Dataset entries
>> begin

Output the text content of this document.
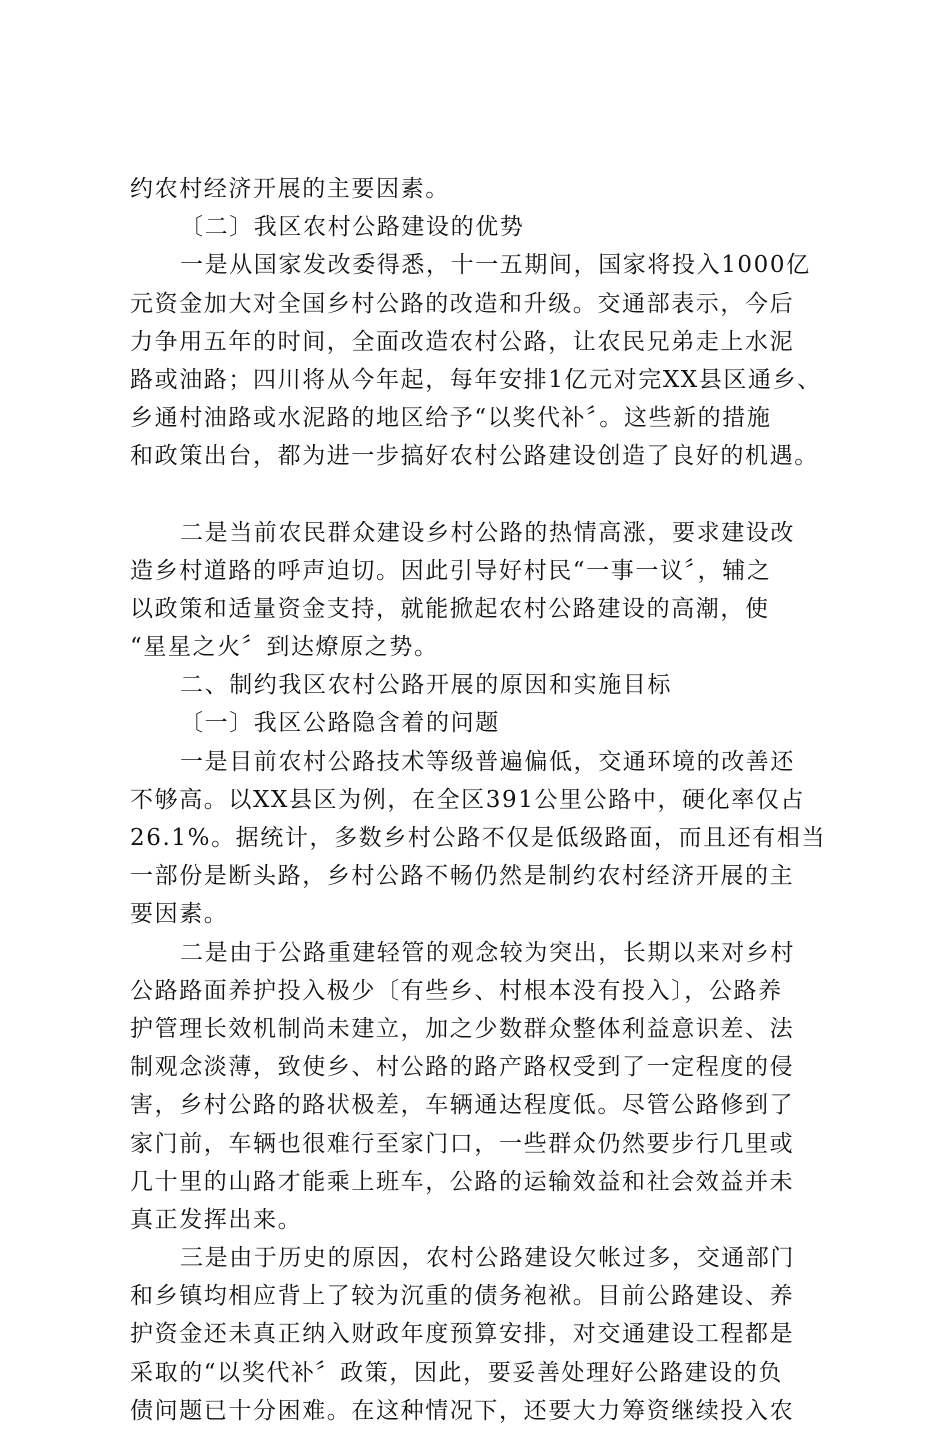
约农村经济开展的主要因素。
〔二〕我区农村公路建设的优势
一是从国家发改委得悉，十一五期间，国家将投入1000亿
元资金加大对全国乡村公路的改造和升级。交通部表示，今后
力争用五年的时间，全面改造农村公路，让农民兄弟走上水泥
路或油路；四川将从今年起，每年安排1亿元对完XX县区通乡、
乡通村油路或水泥路的地区给予“以奖代补〞。这些新的措施
和政策出台，都为进一步搞好农村公路建设创造了良好的机遇。
二是当前农民群众建设乡村公路的热情高涨，要求建设改
造乡村道路的呼声迫切。因此引导好村民“一事一议〞，辅之
以政策和适量资金支持，就能掀起农村公路建设的高潮，使
“星星之火〞到达燎原之势。
二、制约我区农村公路开展的原因和实施目标
〔一〕我区公路隐含着的问题
一是目前农村公路技术等级普遍偏低，交通环境的改善还
不够高。以XX县区为例，在全区391公里公路中，硬化率仅占
26.1%。据统计，多数乡村公路不仅是低级路面，而且还有相当
一部份是断头路，乡村公路不畅仍然是制约农村经济开展的主
要因素。
二是由于公路重建轻管的观念较为突出，长期以来对乡村
公路路面养护投入极少〔有些乡、村根本没有投入〕，公路养
护管理长效机制尚未建立，加之少数群众整体利益意识差、法
制观念淡薄，致使乡、村公路的路产路权受到了一定程度的侵
害，乡村公路的路状极差，车辆通达程度低。尽管公路修到了
家门前，车辆也很难行至家门口，一些群众仍然要步行几里或
几十里的山路才能乘上班车，公路的运输效益和社会效益并未
真正发挥出来。
三是由于历史的原因，农村公路建设欠帐过多，交通部门
和乡镇均相应背上了较为沉重的债务袍袱。目前公路建设、养
护资金还未真正纳入财政年度预算安排，对交通建设工程都是
采取的“以奖代补〞政策，因此，要妥善处理好公路建设的负
债问题已十分困难。在这种情况下，还要大力筹资继续投入农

>> end

▶ Stated task: Reproduce all of the entries word for word, skipping any pictures they hold.

▶ Reply to the task:
Output the text content of this document.
约农村经济开展的主要因素。
〔二〕我区农村公路建设的优势
一是从国家发改委得悉，十一五期间，国家将投入1000亿
元资金加大对全国乡村公路的改造和升级。交通部表示，今后
力争用五年的时间，全面改造农村公路，让农民兄弟走上水泥
路或油路；四川将从今年起，每年安排1亿元对完XX县区通乡、
乡通村油路或水泥路的地区给予“以奖代补〞。这些新的措施
和政策出台，都为进一步搞好农村公路建设创造了良好的机遇。
二是当前农民群众建设乡村公路的热情高涨，要求建设改
造乡村道路的呼声迫切。因此引导好村民“一事一议〞，辅之
以政策和适量资金支持，就能掀起农村公路建设的高潮，使
“星星之火〞到达燎原之势。
二、制约我区农村公路开展的原因和实施目标
〔一〕我区公路隐含着的问题
一是目前农村公路技术等级普遍偏低，交通环境的改善还
不够高。以XX县区为例，在全区391公里公路中，硬化率仅占
26.1%。据统计，多数乡村公路不仅是低级路面，而且还有相当
一部份是断头路，乡村公路不畅仍然是制约农村经济开展的主
要因素。
二是由于公路重建轻管的观念较为突出，长期以来对乡村
公路路面养护投入极少〔有些乡、村根本没有投入〕，公路养
护管理长效机制尚未建立，加之少数群众整体利益意识差、法
制观念淡薄，致使乡、村公路的路产路权受到了一定程度的侵
害，乡村公路的路状极差，车辆通达程度低。尽管公路修到了
家门前，车辆也很难行至家门口，一些群众仍然要步行几里或
几十里的山路才能乘上班车，公路的运输效益和社会效益并未
真正发挥出来。
三是由于历史的原因，农村公路建设欠帐过多，交通部门
和乡镇均相应背上了较为沉重的债务袍袱。目前公路建设、养
护资金还未真正纳入财政年度预算安排，对交通建设工程都是
采取的“以奖代补〞政策，因此，要妥善处理好公路建设的负
债问题已十分困难。在这种情况下，还要大力筹资继续投入农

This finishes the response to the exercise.